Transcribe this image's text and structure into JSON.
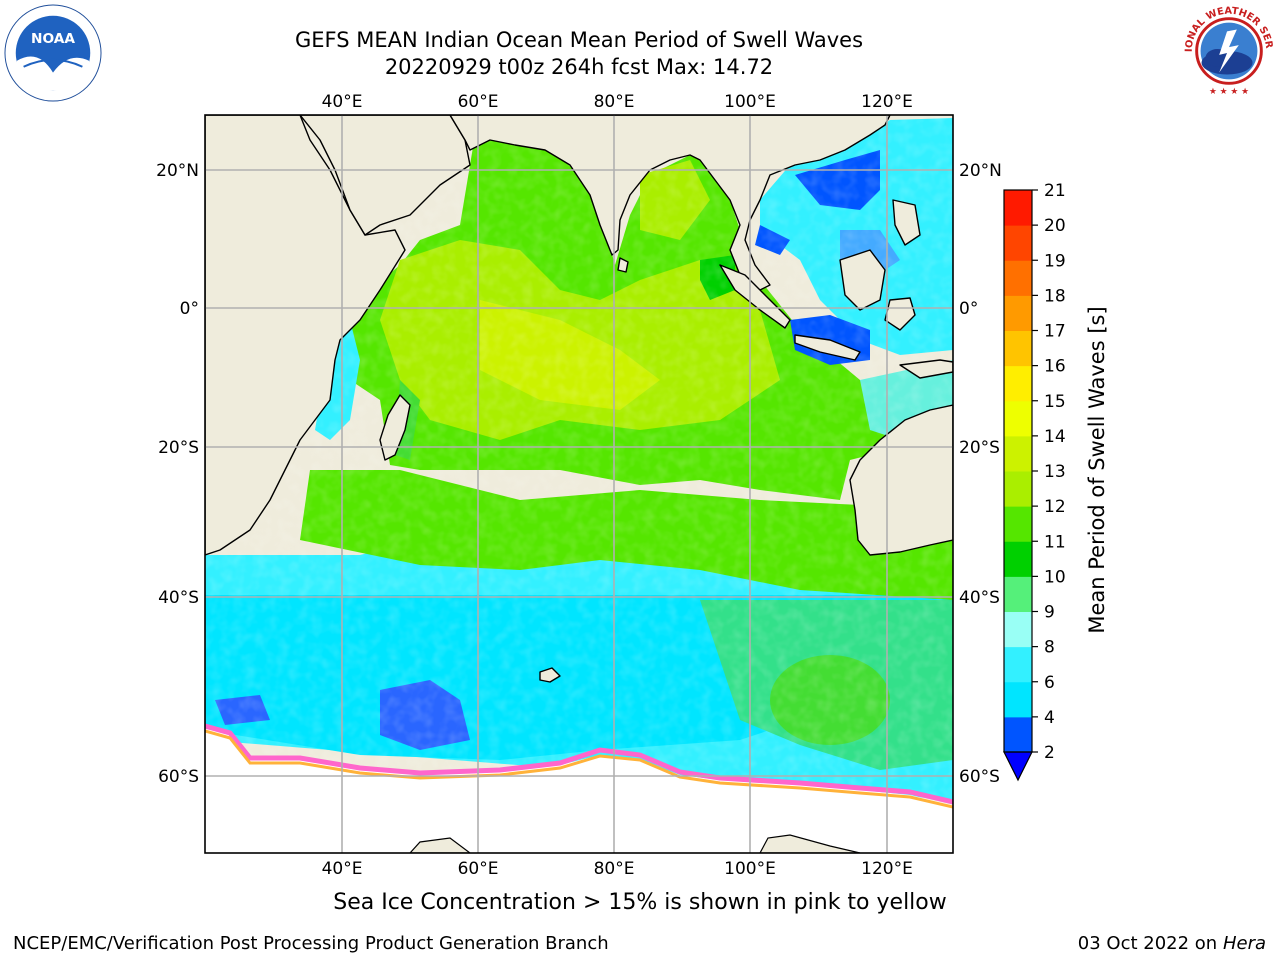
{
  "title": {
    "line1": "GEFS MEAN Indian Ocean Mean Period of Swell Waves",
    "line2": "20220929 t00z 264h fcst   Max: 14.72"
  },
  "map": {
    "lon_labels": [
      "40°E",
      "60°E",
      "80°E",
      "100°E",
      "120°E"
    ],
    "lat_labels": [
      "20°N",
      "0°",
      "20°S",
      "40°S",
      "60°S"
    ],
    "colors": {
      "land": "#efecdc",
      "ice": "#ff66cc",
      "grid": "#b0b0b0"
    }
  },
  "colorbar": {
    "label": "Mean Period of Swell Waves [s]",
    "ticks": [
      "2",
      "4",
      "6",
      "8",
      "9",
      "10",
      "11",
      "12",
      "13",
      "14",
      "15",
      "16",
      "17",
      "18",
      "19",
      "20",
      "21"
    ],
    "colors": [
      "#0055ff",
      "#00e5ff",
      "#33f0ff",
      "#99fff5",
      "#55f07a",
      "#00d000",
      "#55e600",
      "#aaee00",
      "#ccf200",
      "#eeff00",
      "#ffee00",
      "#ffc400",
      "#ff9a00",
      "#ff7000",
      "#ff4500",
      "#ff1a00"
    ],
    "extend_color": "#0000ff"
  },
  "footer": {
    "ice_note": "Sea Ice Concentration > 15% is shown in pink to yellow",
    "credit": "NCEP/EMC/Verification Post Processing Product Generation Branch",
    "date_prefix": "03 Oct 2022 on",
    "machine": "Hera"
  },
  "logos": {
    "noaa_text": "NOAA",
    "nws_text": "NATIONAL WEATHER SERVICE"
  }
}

--*--

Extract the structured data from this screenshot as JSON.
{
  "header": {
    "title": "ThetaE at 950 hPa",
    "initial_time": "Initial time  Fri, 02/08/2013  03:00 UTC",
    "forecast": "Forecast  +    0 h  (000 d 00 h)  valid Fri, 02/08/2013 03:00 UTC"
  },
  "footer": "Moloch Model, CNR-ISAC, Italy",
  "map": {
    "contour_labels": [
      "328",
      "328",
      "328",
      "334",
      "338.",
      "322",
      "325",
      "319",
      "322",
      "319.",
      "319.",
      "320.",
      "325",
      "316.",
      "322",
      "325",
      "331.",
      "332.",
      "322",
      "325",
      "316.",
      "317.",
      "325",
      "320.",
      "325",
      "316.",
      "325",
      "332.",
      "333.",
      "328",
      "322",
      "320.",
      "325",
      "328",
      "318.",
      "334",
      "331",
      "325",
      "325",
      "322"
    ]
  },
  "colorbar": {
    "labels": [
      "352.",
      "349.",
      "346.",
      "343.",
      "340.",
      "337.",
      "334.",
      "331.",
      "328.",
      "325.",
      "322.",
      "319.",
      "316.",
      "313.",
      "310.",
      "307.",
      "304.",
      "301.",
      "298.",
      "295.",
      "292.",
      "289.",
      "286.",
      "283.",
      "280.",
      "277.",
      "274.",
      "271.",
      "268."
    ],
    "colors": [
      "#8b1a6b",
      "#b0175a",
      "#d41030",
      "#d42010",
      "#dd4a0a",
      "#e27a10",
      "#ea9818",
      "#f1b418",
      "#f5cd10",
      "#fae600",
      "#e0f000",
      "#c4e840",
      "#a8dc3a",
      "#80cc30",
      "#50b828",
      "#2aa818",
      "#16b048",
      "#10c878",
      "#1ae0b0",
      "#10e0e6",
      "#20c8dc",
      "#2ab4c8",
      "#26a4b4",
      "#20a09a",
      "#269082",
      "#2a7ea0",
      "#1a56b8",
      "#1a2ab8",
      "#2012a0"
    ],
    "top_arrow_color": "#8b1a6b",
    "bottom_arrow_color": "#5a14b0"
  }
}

--*--

Set exercise: Find the lines containing "Mean" and pull them out.

Completed task:
    "line1": "GEFS MEAN Indian Ocean Mean Period of Swell Waves",
    "label": "Mean Period of Swell Waves [s]",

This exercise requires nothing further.